### What needs to be done:
Write the material out again exactly.

(Records excerpted from a collection)
— Begin —

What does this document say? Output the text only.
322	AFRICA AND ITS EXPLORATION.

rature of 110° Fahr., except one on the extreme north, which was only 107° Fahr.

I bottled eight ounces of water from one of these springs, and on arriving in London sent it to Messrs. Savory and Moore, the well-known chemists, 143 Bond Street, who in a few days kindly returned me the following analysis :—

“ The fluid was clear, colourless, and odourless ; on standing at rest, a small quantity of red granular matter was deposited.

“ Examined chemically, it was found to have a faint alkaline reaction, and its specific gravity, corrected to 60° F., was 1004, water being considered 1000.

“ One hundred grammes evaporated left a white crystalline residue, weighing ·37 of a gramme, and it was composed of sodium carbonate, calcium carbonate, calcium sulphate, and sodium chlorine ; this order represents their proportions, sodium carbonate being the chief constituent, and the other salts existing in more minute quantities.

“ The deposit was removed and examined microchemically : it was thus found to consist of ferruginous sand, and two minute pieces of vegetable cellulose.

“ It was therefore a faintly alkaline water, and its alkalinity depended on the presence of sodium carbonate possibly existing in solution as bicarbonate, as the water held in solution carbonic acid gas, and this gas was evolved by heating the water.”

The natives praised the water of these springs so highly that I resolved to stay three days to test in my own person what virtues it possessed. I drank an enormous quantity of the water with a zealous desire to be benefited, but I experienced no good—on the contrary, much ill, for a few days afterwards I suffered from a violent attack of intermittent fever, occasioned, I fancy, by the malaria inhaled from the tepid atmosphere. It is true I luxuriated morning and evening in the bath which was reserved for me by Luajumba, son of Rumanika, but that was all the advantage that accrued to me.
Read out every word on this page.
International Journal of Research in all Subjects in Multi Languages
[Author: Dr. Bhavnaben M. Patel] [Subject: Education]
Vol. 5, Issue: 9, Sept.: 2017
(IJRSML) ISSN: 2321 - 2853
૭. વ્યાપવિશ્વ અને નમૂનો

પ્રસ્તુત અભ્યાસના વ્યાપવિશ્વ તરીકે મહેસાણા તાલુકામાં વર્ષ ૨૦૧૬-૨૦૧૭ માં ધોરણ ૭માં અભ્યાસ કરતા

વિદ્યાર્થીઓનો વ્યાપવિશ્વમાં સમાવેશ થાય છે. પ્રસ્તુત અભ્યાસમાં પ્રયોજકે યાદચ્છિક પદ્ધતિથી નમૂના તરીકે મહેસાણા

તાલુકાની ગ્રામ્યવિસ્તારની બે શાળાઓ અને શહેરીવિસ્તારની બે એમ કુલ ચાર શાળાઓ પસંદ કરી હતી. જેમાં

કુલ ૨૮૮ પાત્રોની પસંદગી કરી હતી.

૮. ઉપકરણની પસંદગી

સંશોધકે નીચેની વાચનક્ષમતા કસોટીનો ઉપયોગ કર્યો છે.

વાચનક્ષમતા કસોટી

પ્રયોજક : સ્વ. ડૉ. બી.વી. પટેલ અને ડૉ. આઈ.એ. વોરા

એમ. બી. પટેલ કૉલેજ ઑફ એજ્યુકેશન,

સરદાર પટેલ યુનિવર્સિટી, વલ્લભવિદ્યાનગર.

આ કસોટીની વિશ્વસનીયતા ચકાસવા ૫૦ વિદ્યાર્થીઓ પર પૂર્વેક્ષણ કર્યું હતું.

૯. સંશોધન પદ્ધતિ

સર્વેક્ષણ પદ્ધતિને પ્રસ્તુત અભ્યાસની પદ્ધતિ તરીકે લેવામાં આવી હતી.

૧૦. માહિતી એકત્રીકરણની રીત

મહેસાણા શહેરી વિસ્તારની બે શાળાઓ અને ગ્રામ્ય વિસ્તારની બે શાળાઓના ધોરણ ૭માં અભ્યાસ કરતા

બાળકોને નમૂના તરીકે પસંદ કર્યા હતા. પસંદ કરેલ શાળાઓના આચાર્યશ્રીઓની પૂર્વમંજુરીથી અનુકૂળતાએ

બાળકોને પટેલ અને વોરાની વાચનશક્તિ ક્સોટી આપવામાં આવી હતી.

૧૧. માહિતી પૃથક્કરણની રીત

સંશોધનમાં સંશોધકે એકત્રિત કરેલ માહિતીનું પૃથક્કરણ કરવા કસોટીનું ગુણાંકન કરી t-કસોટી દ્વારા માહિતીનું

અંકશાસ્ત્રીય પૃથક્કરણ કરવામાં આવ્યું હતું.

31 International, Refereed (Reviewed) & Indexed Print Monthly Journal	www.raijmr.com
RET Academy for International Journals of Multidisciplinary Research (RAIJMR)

— End —

### Response to this exercise:
What does this document say? Output the text only.
322	AFRICA AND ITS EXPLORATION.

rature of 110° Fahr., except one on the extreme north, which was only 107° Fahr.

I bottled eight ounces of water from one of these springs, and on arriving in London sent it to Messrs. Savory and Moore, the well-known chemists, 143 Bond Street, who in a few days kindly returned me the following analysis :—

“ The fluid was clear, colourless, and odourless ; on standing at rest, a small quantity of red granular matter was deposited.

“ Examined chemically, it was found to have a faint alkaline reaction, and its specific gravity, corrected to 60° F., was 1004, water being considered 1000.

“ One hundred grammes evaporated left a white crystalline residue, weighing ·37 of a gramme, and it was composed of sodium carbonate, calcium carbonate, calcium sulphate, and sodium chlorine ; this order represents their proportions, sodium carbonate being the chief constituent, and the other salts existing in more minute quantities.

“ The deposit was removed and examined microchemically : it was thus found to consist of ferruginous sand, and two minute pieces of vegetable cellulose.

“ It was therefore a faintly alkaline water, and its alkalinity depended on the presence of sodium carbonate possibly existing in solution as bicarbonate, as the water held in solution carbonic acid gas, and this gas was evolved by heating the water.”

The natives praised the water of these springs so highly that I resolved to stay three days to test in my own person what virtues it possessed. I drank an enormous quantity of the water with a zealous desire to be benefited, but I experienced no good—on the contrary, much ill, for a few days afterwards I suffered from a violent attack of intermittent fever, occasioned, I fancy, by the malaria inhaled from the tepid atmosphere. It is true I luxuriated morning and evening in the bath which was reserved for me by Luajumba, son of Rumanika, but that was all the advantage that accrued to me.
Read out every word on this page.
International Journal of Research in all Subjects in Multi Languages
[Author: Dr. Bhavnaben M. Patel] [Subject: Education]
Vol. 5, Issue: 9, Sept.: 2017
(IJRSML) ISSN: 2321 - 2853
૭. વ્યાપવિશ્વ અને નમૂનો

પ્રસ્તુત અભ્યાસના વ્યાપવિશ્વ તરીકે મહેસાણા તાલુકામાં વર્ષ ૨૦૧૬-૨૦૧૭ માં ધોરણ ૭માં અભ્યાસ કરતા

વિદ્યાર્થીઓનો વ્યાપવિશ્વમાં સમાવેશ થાય છે. પ્રસ્તુત અભ્યાસમાં પ્રયોજકે યાદચ્છિક પદ્ધતિથી નમૂના તરીકે મહેસાણા

તાલુકાની ગ્રામ્યવિસ્તારની બે શાળાઓ અને શહેરીવિસ્તારની બે એમ કુલ ચાર શાળાઓ પસંદ કરી હતી. જેમાં

કુલ ૨૮૮ પાત્રોની પસંદગી કરી હતી.

૮. ઉપકરણની પસંદગી

સંશોધકે નીચેની વાચનક્ષમતા કસોટીનો ઉપયોગ કર્યો છે.

વાચનક્ષમતા કસોટી

પ્રયોજક : સ્વ. ડૉ. બી.વી. પટેલ અને ડૉ. આઈ.એ. વોરા

એમ. બી. પટેલ કૉલેજ ઑફ એજ્યુકેશન,

સરદાર પટેલ યુનિવર્સિટી, વલ્લભવિદ્યાનગર.

આ કસોટીની વિશ્વસનીયતા ચકાસવા ૫૦ વિદ્યાર્થીઓ પર પૂર્વેક્ષણ કર્યું હતું.

૯. સંશોધન પદ્ધતિ

સર્વેક્ષણ પદ્ધતિને પ્રસ્તુત અભ્યાસની પદ્ધતિ તરીકે લેવામાં આવી હતી.

૧૦. માહિતી એકત્રીકરણની રીત

મહેસાણા શહેરી વિસ્તારની બે શાળાઓ અને ગ્રામ્ય વિસ્તારની બે શાળાઓના ધોરણ ૭માં અભ્યાસ કરતા

બાળકોને નમૂના તરીકે પસંદ કર્યા હતા. પસંદ કરેલ શાળાઓના આચાર્યશ્રીઓની પૂર્વમંજુરીથી અનુકૂળતાએ

બાળકોને પટેલ અને વોરાની વાચનશક્તિ ક્સોટી આપવામાં આવી હતી.

૧૧. માહિતી પૃથક્કરણની રીત

સંશોધનમાં સંશોધકે એકત્રિત કરેલ માહિતીનું પૃથક્કરણ કરવા કસોટીનું ગુણાંકન કરી t-કસોટી દ્વારા માહિતીનું

અંકશાસ્ત્રીય પૃથક્કરણ કરવામાં આવ્યું હતું.

31 International, Refereed (Reviewed) & Indexed Print Monthly Journal	www.raijmr.com
RET Academy for International Journals of Multidisciplinary Research (RAIJMR)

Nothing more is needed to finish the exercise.